** START **

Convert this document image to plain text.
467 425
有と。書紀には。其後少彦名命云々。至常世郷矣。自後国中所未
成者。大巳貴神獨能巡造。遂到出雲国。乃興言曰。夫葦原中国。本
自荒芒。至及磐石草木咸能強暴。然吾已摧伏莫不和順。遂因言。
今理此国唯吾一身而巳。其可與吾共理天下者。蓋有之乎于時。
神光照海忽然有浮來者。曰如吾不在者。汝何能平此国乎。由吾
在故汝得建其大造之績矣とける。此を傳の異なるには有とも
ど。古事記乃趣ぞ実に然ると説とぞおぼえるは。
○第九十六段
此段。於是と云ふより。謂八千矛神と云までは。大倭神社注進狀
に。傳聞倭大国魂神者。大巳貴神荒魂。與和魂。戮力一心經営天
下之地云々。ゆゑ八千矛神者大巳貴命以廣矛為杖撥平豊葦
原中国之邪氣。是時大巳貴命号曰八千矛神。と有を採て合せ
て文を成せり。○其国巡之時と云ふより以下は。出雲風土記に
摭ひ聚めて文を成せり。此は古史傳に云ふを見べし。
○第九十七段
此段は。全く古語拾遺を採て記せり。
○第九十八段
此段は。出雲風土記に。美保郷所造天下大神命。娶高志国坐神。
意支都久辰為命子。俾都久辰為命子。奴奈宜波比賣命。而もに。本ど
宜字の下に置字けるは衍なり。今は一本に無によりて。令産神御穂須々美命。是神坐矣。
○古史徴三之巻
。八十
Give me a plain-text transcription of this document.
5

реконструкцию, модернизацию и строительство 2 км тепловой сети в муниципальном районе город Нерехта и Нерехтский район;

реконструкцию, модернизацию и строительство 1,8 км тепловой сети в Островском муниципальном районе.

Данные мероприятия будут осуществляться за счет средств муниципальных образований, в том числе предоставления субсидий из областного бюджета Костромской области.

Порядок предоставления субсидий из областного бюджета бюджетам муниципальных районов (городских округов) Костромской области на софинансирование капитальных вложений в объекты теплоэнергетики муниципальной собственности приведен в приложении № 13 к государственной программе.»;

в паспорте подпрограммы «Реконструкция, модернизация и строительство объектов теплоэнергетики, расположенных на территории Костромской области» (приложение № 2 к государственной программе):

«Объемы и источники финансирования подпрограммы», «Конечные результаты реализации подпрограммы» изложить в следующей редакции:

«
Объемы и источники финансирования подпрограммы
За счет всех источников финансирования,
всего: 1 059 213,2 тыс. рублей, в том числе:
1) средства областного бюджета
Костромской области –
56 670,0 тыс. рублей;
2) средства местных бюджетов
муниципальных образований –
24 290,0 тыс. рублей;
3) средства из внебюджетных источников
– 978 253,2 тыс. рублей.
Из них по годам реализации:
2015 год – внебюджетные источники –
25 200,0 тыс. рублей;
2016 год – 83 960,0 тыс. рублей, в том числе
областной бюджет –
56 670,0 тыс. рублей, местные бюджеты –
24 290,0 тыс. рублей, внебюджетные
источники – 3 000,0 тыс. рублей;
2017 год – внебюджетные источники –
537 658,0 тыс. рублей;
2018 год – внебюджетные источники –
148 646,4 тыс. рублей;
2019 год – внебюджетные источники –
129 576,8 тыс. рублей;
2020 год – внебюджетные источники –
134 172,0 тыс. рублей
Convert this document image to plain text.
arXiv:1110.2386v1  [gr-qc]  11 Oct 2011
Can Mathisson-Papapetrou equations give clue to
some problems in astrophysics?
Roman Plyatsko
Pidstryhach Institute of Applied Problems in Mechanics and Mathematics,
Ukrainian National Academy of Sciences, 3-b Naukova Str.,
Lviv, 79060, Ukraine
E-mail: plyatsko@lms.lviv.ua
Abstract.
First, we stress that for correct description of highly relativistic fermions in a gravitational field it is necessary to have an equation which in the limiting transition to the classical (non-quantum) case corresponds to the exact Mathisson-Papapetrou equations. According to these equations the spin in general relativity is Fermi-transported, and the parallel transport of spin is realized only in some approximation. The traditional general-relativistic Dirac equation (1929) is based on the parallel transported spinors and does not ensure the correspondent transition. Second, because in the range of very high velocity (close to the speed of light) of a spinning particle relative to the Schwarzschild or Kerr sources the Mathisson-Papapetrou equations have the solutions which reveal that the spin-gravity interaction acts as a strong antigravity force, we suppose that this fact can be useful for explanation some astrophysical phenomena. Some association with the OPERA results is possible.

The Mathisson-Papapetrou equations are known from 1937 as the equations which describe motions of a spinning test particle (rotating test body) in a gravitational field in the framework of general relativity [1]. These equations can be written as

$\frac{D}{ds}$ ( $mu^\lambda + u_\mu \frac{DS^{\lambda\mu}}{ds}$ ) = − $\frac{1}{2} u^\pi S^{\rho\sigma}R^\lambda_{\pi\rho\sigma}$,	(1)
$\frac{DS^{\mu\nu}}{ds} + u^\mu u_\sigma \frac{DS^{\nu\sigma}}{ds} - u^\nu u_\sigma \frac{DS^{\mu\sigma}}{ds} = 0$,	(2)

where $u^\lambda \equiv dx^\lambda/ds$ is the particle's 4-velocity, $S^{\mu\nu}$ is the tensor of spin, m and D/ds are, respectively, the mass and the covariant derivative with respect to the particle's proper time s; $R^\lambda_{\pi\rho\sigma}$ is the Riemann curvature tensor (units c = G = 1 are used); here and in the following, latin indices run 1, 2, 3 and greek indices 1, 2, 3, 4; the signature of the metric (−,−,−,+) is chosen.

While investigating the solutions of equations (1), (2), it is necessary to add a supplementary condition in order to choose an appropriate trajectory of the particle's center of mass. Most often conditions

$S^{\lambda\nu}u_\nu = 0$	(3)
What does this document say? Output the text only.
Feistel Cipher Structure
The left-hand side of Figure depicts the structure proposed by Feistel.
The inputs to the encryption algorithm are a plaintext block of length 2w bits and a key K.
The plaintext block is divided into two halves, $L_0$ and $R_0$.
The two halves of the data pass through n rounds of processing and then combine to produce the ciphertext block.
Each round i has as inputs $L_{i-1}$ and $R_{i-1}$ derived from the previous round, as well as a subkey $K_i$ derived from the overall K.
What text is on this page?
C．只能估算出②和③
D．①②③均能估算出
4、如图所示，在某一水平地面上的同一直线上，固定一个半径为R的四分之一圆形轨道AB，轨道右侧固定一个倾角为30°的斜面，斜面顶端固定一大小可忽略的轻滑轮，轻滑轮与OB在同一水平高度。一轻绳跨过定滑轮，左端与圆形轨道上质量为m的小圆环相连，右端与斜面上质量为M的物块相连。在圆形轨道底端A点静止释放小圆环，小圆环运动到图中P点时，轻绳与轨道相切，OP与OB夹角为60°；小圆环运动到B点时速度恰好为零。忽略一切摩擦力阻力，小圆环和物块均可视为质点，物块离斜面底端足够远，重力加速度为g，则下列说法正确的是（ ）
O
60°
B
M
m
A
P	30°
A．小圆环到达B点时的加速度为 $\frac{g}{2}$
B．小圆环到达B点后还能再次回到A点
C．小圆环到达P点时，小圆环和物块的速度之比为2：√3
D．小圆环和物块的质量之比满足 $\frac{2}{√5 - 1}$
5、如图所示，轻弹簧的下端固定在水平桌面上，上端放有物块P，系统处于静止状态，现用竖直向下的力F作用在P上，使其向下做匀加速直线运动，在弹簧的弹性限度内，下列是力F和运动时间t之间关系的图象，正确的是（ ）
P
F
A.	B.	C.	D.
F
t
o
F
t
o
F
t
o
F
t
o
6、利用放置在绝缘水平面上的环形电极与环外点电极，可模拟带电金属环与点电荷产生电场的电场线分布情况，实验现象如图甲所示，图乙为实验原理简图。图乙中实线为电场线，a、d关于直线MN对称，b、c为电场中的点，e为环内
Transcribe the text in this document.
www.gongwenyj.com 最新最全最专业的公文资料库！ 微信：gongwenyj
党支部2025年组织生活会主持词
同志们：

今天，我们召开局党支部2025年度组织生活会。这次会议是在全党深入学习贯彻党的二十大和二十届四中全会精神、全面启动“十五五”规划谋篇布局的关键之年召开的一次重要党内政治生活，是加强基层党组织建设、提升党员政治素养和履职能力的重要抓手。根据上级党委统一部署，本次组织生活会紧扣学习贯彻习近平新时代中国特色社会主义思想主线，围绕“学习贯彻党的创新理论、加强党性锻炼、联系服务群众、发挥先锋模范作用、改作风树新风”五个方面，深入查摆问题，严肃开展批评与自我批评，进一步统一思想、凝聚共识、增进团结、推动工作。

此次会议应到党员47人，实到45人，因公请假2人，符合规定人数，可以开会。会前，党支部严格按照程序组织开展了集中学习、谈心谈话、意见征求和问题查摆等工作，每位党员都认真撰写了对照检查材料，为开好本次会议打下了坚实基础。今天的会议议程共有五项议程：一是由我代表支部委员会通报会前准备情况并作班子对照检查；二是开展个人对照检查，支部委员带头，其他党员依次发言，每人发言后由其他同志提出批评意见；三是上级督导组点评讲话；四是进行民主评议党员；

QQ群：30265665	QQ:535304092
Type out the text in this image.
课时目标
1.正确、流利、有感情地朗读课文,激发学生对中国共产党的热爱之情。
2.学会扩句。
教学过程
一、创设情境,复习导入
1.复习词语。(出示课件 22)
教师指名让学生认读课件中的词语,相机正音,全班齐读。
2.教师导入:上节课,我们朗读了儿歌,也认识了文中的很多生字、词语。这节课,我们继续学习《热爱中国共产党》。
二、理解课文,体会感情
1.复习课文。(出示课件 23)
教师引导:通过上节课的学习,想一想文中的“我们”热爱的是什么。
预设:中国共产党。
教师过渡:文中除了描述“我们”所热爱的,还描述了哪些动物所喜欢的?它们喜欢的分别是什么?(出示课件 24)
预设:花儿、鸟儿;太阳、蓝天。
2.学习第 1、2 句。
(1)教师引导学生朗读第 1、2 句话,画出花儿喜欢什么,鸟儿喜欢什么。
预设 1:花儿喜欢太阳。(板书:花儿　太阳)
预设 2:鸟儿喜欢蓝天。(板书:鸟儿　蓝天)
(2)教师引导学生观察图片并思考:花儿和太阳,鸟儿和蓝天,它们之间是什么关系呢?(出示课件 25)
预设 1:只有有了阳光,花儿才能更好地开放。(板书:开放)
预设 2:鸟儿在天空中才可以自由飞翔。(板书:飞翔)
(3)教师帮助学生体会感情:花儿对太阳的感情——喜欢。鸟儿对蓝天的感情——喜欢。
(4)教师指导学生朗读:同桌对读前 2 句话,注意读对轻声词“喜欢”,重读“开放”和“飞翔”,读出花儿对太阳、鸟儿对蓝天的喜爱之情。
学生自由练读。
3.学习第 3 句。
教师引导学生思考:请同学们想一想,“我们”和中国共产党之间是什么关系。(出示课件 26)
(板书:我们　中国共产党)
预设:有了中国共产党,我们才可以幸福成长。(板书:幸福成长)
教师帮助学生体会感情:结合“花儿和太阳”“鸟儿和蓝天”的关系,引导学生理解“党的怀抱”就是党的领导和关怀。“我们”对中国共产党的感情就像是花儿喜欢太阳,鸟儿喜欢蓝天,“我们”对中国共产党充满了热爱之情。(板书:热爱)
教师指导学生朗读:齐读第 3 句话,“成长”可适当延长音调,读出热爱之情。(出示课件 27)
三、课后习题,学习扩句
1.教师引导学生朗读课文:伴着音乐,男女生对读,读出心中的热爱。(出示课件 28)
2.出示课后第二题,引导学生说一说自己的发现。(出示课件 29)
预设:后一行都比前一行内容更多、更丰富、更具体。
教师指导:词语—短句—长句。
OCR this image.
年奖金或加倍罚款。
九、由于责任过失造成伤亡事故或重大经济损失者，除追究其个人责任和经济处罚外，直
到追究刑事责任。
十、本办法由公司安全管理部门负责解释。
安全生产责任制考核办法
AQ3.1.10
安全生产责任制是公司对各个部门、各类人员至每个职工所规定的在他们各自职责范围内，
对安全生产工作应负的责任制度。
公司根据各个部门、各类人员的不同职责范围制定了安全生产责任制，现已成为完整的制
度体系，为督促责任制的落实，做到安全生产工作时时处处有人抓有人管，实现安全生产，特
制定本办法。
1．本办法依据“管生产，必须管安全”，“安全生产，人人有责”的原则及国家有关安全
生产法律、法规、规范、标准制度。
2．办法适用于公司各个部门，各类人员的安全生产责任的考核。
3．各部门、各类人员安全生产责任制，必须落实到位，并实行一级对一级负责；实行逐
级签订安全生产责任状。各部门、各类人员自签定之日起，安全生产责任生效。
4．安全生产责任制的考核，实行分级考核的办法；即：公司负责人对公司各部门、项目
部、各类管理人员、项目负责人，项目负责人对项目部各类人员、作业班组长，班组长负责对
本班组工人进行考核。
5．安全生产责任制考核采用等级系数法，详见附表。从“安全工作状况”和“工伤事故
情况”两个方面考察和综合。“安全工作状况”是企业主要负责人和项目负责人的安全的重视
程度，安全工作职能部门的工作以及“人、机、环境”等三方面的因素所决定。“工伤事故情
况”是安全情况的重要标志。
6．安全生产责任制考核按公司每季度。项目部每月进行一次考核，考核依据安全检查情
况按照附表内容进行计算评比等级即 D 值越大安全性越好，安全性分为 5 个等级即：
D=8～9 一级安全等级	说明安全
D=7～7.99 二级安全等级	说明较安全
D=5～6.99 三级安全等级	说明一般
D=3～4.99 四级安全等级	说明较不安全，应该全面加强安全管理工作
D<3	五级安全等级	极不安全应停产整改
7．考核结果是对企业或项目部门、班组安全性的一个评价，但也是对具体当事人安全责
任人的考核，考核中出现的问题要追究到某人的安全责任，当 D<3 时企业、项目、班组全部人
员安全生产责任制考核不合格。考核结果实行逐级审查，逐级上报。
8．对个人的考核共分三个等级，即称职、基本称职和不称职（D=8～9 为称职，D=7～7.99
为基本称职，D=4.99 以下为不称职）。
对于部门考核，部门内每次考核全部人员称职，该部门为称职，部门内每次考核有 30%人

** END **

**Exercise prompt**
Write down the number of lines where the word "внебюджетные" appears, and nothing further.

**Task answer**
6